## WHAT YOU NEED TO DO
Make an exact copy of the entries below.

A block of data:
::::
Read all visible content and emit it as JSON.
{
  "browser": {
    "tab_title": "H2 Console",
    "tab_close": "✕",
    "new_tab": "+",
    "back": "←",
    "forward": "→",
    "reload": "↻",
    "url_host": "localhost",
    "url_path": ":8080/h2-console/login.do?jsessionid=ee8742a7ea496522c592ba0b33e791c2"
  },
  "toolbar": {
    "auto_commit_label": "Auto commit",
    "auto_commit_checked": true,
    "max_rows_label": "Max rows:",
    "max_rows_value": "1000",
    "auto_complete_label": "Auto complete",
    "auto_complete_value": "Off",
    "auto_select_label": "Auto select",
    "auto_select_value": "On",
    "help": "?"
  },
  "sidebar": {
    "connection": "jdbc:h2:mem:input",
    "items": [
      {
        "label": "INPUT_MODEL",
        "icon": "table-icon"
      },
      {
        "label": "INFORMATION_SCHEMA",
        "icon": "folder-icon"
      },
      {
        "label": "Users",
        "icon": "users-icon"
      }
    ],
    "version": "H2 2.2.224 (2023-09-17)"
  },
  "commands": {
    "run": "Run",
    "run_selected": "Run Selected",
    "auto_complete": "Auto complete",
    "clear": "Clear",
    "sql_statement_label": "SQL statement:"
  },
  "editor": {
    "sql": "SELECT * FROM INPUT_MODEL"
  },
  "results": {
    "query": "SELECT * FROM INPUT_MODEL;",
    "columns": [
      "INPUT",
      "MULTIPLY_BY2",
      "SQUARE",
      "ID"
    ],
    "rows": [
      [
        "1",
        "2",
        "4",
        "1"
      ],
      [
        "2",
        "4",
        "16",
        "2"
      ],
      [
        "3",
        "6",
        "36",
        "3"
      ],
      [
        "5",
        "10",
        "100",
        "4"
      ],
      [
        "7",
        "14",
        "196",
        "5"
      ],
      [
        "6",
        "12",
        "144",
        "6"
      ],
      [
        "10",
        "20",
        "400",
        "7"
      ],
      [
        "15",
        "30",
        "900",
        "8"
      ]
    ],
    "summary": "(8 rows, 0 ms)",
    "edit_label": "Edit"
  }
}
::::
## TASK RESULT
Read all visible content and emit it as JSON.
{
  "browser": {
    "tab_title": "H2 Console",
    "tab_close": "✕",
    "new_tab": "+",
    "back": "←",
    "forward": "→",
    "reload": "↻",
    "url_host": "localhost",
    "url_path": ":8080/h2-console/login.do?jsessionid=ee8742a7ea496522c592ba0b33e791c2"
  },
  "toolbar": {
    "auto_commit_label": "Auto commit",
    "auto_commit_checked": true,
    "max_rows_label": "Max rows:",
    "max_rows_value": "1000",
    "auto_complete_label": "Auto complete",
    "auto_complete_value": "Off",
    "auto_select_label": "Auto select",
    "auto_select_value": "On",
    "help": "?"
  },
  "sidebar": {
    "connection": "jdbc:h2:mem:input",
    "items": [
      {
        "label": "INPUT_MODEL",
        "icon": "table-icon"
      },
      {
        "label": "INFORMATION_SCHEMA",
        "icon": "folder-icon"
      },
      {
        "label": "Users",
        "icon": "users-icon"
      }
    ],
    "version": "H2 2.2.224 (2023-09-17)"
  },
  "commands": {
    "run": "Run",
    "run_selected": "Run Selected",
    "auto_complete": "Auto complete",
    "clear": "Clear",
    "sql_statement_label": "SQL statement:"
  },
  "editor": {
    "sql": "SELECT * FROM INPUT_MODEL"
  },
  "results": {
    "query": "SELECT * FROM INPUT_MODEL;",
    "columns": [
      "INPUT",
      "MULTIPLY_BY2",
      "SQUARE",
      "ID"
    ],
    "rows": [
      [
        "1",
        "2",
        "4",
        "1"
      ],
      [
        "2",
        "4",
        "16",
        "2"
      ],
      [
        "3",
        "6",
        "36",
        "3"
      ],
      [
        "5",
        "10",
        "100",
        "4"
      ],
      [
        "7",
        "14",
        "196",
        "5"
      ],
      [
        "6",
        "12",
        "144",
        "6"
      ],
      [
        "10",
        "20",
        "400",
        "7"
      ],
      [
        "15",
        "30",
        "900",
        "8"
      ]
    ],
    "summary": "(8 rows, 0 ms)",
    "edit_label": "Edit"
  }
}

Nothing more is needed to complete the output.